━━ Data for processing
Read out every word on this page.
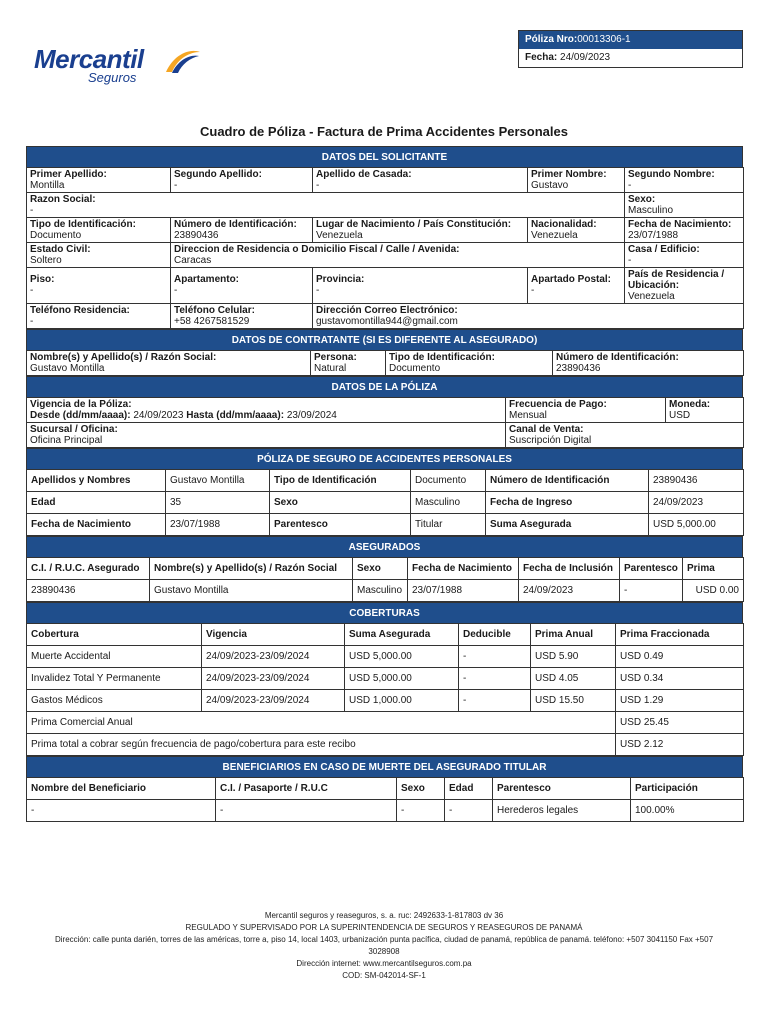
Mercantil
Seguros
Póliza Nro:00013306-1
Fecha: 24/09/2023
Cuadro de Póliza - Factura de Prima Accidentes Personales
DATOS DEL SOLICITANTE
Primer Apellido:
Montilla	Segundo Apellido:
-	Apellido de Casada:
-	Primer Nombre:
Gustavo	Segundo Nombre:
-

Razon Social:
-				Sexo:
Masculino

Tipo de Identificación:
Documento	Número de Identificación:
23890436	Lugar de Nacimiento / País Constitución:
Venezuela	Nacionalidad:
Venezuela	Fecha de Nacimiento:
23/07/1988

Estado Civil:
Soltero	Direccion de Residencia o Domicilio Fiscal / Calle / Avenida:
Caracas			Casa / Edificio:
-

Piso:
-	Apartamento:
-	Provincia:
-	Apartado Postal:
-	País de Residencia / Ubicación:
Venezuela

Teléfono Residencia:
-	Teléfono Celular:
+58 4267581529	Dirección Correo Electrónico:
gustavomontilla944@gmail.com		
DATOS DE CONTRATANTE (SI ES DIFERENTE AL ASEGURADO)
Nombre(s) y Apellido(s) / Razón Social:
Gustavo Montilla

Persona:
Natural

Tipo de Identificación:
Documento

Número de Identificación:
23890436
DATOS DE LA PÓLIZA
Vigencia de la Póliza:
Desde (dd/mm/aaaa): 24/09/2023 Hasta (dd/mm/aaaa): 23/09/2024	Frecuencia de Pago:
Mensual	Moneda:
USD

Sucursal / Oficina:
Oficina Principal	Canal de Venta:
Suscripción Digital	
PÓLIZA DE SEGURO DE ACCIDENTES PERSONALES
Apellidos y Nombres	Gustavo Montilla	Tipo de Identificación	Documento	Número de Identificación	23890436
Edad	35	Sexo	Masculino	Fecha de Ingreso	24/09/2023
Fecha de Nacimiento	23/07/1988	Parentesco	Titular	Suma Asegurada	USD 5,000.00
ASEGURADOS
C.I. / R.U.C. Asegurado	Nombre(s) y Apellido(s) / Razón Social	Sexo	Fecha de Nacimiento	Fecha de Inclusión	Parentesco	Prima
23890436	Gustavo Montilla	Masculino	23/07/1988	24/09/2023	-	USD 0.00
COBERTURAS
Cobertura	Vigencia	Suma Asegurada	Deducible	Prima Anual	Prima Fraccionada
Muerte Accidental	24/09/2023-23/09/2024	USD 5,000.00	-	USD 5.90	USD 0.49
Invalidez Total Y Permanente	24/09/2023-23/09/2024	USD 5,000.00	-	USD 4.05	USD 0.34
Gastos Médicos	24/09/2023-23/09/2024	USD 1,000.00	-	USD 15.50	USD 1.29
Prima Comercial Anual					USD 25.45
Prima total a cobrar según frecuencia de pago/cobertura para este recibo					USD 2.12
BENEFICIARIOS EN CASO DE MUERTE DEL ASEGURADO TITULAR
Nombre del Beneficiario	C.I. / Pasaporte / R.U.C	Sexo	Edad	Parentesco	Participación
-	-	-	-	Herederos legales	100.00%
Mercantil seguros y reaseguros, s. a. ruc: 2492633-1-817803 dv 36
REGULADO Y SUPERVISADO POR LA SUPERINTENDENCIA DE SEGUROS Y REASEGUROS DE PANAMÁ
Dirección: calle punta darién, torres de las américas, torre a, piso 14, local 1403, urbanización punta pacífica, ciudad de panamá, república de panamá. teléfono: +507 3041150 Fax +507 3028908
Dirección internet: www.mercantilseguros.com.pa
COD: SM-042014-SF-1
━━━━
Omit every picture, then reproduce the rest of the listing exactly.

Read out every word on this page.
Mercantil
Seguros
Póliza Nro:00013306-1
Fecha: 24/09/2023
Cuadro de Póliza - Factura de Prima Accidentes Personales
DATOS DEL SOLICITANTE
Primer Apellido:
Montilla	Segundo Apellido:
-	Apellido de Casada:
-	Primer Nombre:
Gustavo	Segundo Nombre:
-

Razon Social:
-				Sexo:
Masculino

Tipo de Identificación:
Documento	Número de Identificación:
23890436	Lugar de Nacimiento / País Constitución:
Venezuela	Nacionalidad:
Venezuela	Fecha de Nacimiento:
23/07/1988

Estado Civil:
Soltero	Direccion de Residencia o Domicilio Fiscal / Calle / Avenida:
Caracas			Casa / Edificio:
-

Piso:
-	Apartamento:
-	Provincia:
-	Apartado Postal:
-	País de Residencia / Ubicación:
Venezuela

Teléfono Residencia:
-	Teléfono Celular:
+58 4267581529	Dirección Correo Electrónico:
gustavomontilla944@gmail.com		
DATOS DE CONTRATANTE (SI ES DIFERENTE AL ASEGURADO)
Nombre(s) y Apellido(s) / Razón Social:
Gustavo Montilla

Persona:
Natural

Tipo de Identificación:
Documento

Número de Identificación:
23890436
DATOS DE LA PÓLIZA
Vigencia de la Póliza:
Desde (dd/mm/aaaa): 24/09/2023 Hasta (dd/mm/aaaa): 23/09/2024	Frecuencia de Pago:
Mensual	Moneda:
USD

Sucursal / Oficina:
Oficina Principal	Canal de Venta:
Suscripción Digital	
PÓLIZA DE SEGURO DE ACCIDENTES PERSONALES
Apellidos y Nombres	Gustavo Montilla	Tipo de Identificación	Documento	Número de Identificación	23890436
Edad	35	Sexo	Masculino	Fecha de Ingreso	24/09/2023
Fecha de Nacimiento	23/07/1988	Parentesco	Titular	Suma Asegurada	USD 5,000.00
ASEGURADOS
C.I. / R.U.C. Asegurado	Nombre(s) y Apellido(s) / Razón Social	Sexo	Fecha de Nacimiento	Fecha de Inclusión	Parentesco	Prima
23890436	Gustavo Montilla	Masculino	23/07/1988	24/09/2023	-	USD 0.00
COBERTURAS
Cobertura	Vigencia	Suma Asegurada	Deducible	Prima Anual	Prima Fraccionada
Muerte Accidental	24/09/2023-23/09/2024	USD 5,000.00	-	USD 5.90	USD 0.49
Invalidez Total Y Permanente	24/09/2023-23/09/2024	USD 5,000.00	-	USD 4.05	USD 0.34
Gastos Médicos	24/09/2023-23/09/2024	USD 1,000.00	-	USD 15.50	USD 1.29
Prima Comercial Anual					USD 25.45
Prima total a cobrar según frecuencia de pago/cobertura para este recibo					USD 2.12
BENEFICIARIOS EN CASO DE MUERTE DEL ASEGURADO TITULAR
Nombre del Beneficiario	C.I. / Pasaporte / R.U.C	Sexo	Edad	Parentesco	Participación
-	-	-	-	Herederos legales	100.00%
Mercantil seguros y reaseguros, s. a. ruc: 2492633-1-817803 dv 36
REGULADO Y SUPERVISADO POR LA SUPERINTENDENCIA DE SEGUROS Y REASEGUROS DE PANAMÁ
Dirección: calle punta darién, torres de las américas, torre a, piso 14, local 1403, urbanización punta pacífica, ciudad de panamá, república de panamá. teléfono: +507 3041150 Fax +507 3028908
Dirección internet: www.mercantilseguros.com.pa
COD: SM-042014-SF-1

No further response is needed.